> _Task to carry out_:
Gather every line that includes the word "document", please.

> _Provided entries_:
* START *

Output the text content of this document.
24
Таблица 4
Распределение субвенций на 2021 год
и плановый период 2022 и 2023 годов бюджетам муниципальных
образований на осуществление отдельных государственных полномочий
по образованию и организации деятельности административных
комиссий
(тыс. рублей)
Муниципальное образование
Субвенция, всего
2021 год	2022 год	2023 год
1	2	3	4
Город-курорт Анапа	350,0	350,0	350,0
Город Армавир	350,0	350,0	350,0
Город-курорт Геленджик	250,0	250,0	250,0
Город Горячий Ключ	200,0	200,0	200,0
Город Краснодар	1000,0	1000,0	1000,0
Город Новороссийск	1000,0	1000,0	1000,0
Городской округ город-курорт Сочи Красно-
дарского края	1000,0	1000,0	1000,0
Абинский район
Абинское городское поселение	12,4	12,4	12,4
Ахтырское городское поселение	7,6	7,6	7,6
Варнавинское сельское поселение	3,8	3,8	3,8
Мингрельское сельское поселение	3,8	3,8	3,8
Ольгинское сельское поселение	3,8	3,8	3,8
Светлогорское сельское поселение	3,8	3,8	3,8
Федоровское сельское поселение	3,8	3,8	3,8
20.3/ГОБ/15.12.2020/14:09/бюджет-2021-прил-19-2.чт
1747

* END *
* START *

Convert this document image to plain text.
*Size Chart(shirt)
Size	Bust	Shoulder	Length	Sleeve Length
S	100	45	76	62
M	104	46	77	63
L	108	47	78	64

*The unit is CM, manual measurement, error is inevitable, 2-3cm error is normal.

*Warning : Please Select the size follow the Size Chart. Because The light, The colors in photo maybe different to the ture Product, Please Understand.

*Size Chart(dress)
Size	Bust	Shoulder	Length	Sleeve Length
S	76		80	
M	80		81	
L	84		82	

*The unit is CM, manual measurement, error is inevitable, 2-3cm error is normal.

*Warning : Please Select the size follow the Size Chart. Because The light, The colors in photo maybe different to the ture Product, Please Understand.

* END *

> _Task response_:
Output the text content of this document.
Convert this document image to plain text.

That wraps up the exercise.